Not paying much attention to her drink as Korhall spoke, Ara wondered for a moment if she wanted to get a refill the one time she noticed it was getting low. Instead, she set the goblet down and leaded against the bar; her tiredness for now mostly out of mind but still getting to her. 

When Korhall offered to let Dar take up the story, Ara shifted around a little and found a seat on her side of the bar. It struck her as being a little comical; the strong face and nice enough clothes of the wanderer, all covered in dust and trying to look... no. He didn't quite seem to be _trying_ to look like anything this time. He seemed to be enjoying himself, but she knew he must feel at least a little tired. Even for the sparkle of joy she had caught in them, there was still a something of a cloud behind his eyes. Her head tipped on its own to the side a little as she watched and waited quietly.

## Stated problem 1
Repeat the passage about Ara and Korhall word for word, starting at "Not paying much" and ending at "getting to her.".
## Stated problem 2
Carry on the passage about Ara and Korhall from its final sentence.
The material has no connection to the passage about Ara and Korhall.

## Dataset rows
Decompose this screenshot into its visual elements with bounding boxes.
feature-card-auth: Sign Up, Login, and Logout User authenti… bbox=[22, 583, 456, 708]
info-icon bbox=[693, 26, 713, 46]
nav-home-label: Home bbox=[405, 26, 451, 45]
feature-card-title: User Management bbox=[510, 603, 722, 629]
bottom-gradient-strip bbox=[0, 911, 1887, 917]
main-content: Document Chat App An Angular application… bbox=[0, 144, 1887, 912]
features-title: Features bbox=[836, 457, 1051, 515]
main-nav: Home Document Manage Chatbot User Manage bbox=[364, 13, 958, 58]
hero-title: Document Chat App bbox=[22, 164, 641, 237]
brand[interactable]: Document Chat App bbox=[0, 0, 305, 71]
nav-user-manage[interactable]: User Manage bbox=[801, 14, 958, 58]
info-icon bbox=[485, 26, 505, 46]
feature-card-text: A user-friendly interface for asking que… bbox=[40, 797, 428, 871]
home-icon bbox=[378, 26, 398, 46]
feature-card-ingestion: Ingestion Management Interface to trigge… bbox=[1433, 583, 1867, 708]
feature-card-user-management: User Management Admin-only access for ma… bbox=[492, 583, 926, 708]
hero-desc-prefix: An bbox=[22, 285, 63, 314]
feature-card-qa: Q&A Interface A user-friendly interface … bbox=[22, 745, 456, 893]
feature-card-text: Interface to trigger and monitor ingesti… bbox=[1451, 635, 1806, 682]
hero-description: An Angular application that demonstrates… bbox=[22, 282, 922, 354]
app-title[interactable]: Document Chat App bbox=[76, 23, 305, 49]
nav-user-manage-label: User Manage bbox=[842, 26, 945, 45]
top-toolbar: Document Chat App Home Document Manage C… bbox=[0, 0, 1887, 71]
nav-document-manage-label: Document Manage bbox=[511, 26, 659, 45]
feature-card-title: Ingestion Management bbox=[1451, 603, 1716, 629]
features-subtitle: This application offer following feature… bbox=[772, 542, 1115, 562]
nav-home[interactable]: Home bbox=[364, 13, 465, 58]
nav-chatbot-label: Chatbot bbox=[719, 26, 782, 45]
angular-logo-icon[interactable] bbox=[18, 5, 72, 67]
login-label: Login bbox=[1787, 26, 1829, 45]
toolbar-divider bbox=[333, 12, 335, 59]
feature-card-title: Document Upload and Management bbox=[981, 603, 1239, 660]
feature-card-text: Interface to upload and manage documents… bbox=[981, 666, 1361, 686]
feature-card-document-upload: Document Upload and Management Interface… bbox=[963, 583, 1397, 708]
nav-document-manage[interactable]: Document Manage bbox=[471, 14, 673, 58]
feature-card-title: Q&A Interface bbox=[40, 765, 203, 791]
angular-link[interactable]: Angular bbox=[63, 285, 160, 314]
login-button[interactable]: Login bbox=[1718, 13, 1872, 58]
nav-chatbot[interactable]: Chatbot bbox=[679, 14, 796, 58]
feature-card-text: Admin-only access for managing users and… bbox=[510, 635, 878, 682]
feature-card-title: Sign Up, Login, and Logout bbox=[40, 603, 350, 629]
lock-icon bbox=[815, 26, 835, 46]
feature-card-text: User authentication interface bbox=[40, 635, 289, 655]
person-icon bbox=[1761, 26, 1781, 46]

## Exercise result 1
Not paying much attention to her drink as Korhall spoke, Ara wondered for a moment if she wanted to get a refill the one time she noticed it was getting low. Instead, she set the goblet down and leaded against the bar; her tiredness for now mostly out of mind but still getting to her.

## Exercise result 2
----------



## Daranavo

Daranavo smirked as he remembered the events of that day. He shook his head as if to protest Korhalls bounce of the story however he continued on with it just the same. "Those mages of Fornost have always perplexed me. Their noses buried in books most of their lives. Fodder or recruits the bunch of them for the dark lord." He shook his head and his expression changed for barely a moment before he continued. "You see, most wizards if they know they are being hunted cast magics that aid them with detecting unwanted visitors. This wizard was no different. You see, being a decnt shot with a bow, and knowing what that wizard could do to me if he had the chance, I decided to snipe him from the bushes." He gazed over at Korhall that could barely contain his amusement. "So, not seeing anything to thwart my shot, I fired. My arrow flew straight and true, that is until something strange happened. The arrow went from my bow alright, but as it drew close to its mark, it suddenly came backward at me. Well, I saw it on its way and tried to turn and duck. Well..." Korhall's face reddened and he covered his mouth to avoid from bursting. "it hit me in the arse." He said finally and nodded with a smile. With that, Korhall could no longer hold it in. He doubled over and smacked down upon his knee in laughter. Daranavo rolled his eyes and took a last sip of his wine.


----------



## Ermundo

An hour or so later, when the usual merriness of the inn was starting to sedate, and the moon had already risen, the front entrance suddenly blasted open, and an unwanted throng of cold air rushed into the common room. The Fire, dying, suddenly gave way, and the entire inn became horribly algid, as well as very dark.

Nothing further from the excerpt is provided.